--- START ---

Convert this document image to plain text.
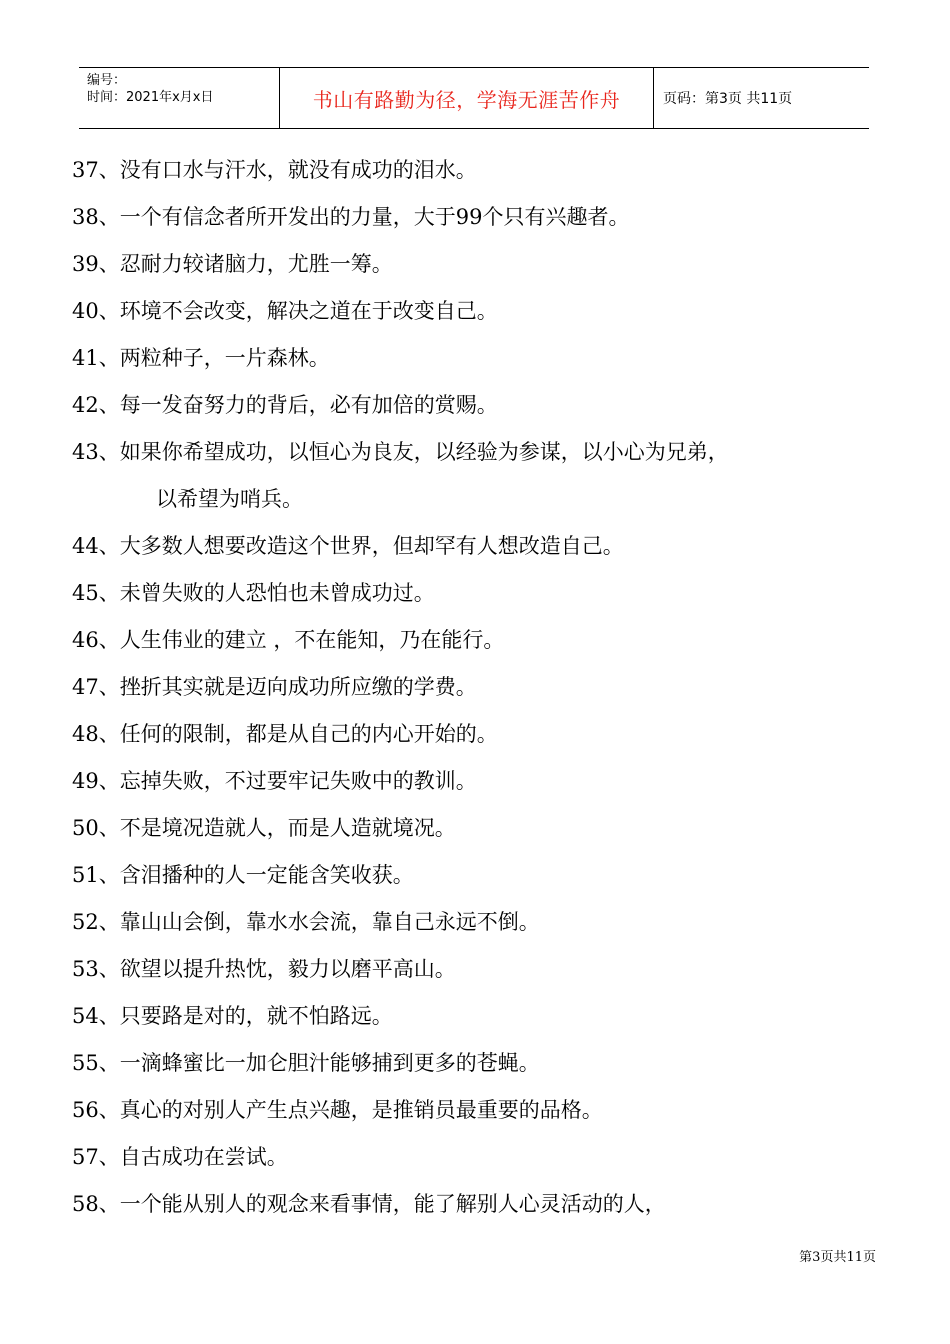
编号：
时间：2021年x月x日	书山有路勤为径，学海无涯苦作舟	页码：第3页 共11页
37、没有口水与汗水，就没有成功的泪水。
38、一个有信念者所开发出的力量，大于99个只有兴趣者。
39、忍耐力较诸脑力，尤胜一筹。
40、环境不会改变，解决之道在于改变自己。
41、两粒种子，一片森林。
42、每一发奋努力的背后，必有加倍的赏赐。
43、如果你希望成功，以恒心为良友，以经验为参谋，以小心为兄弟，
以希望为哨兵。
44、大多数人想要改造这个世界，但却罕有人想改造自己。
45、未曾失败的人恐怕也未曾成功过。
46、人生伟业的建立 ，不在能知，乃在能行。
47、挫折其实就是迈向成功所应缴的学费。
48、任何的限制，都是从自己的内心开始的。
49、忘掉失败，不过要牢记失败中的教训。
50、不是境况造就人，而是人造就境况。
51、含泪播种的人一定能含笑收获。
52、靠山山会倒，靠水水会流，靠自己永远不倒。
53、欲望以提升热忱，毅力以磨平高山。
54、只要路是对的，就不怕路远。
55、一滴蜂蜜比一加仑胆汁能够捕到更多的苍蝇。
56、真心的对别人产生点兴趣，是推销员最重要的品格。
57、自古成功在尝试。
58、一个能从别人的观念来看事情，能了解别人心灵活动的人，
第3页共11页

--- END ---
--- START ---

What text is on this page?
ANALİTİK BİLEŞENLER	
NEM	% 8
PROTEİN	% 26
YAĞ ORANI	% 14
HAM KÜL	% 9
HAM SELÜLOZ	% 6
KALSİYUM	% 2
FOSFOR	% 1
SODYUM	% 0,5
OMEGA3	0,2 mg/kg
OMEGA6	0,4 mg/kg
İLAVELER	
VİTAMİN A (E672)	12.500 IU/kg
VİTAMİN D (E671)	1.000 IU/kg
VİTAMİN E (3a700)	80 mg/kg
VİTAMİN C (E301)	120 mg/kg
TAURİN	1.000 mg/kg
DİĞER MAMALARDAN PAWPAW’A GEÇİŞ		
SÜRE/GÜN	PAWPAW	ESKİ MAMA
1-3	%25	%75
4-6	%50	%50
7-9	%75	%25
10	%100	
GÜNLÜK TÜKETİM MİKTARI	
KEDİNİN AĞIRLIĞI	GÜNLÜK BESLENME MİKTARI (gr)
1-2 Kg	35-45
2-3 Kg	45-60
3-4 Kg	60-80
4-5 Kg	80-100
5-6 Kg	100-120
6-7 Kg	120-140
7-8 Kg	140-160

--- END ---

- [Stated task]:
From the listing above, collect each line in which the string "this" appears.

- [Complete response]:
Convert this document image to plain text.
What text is on this page?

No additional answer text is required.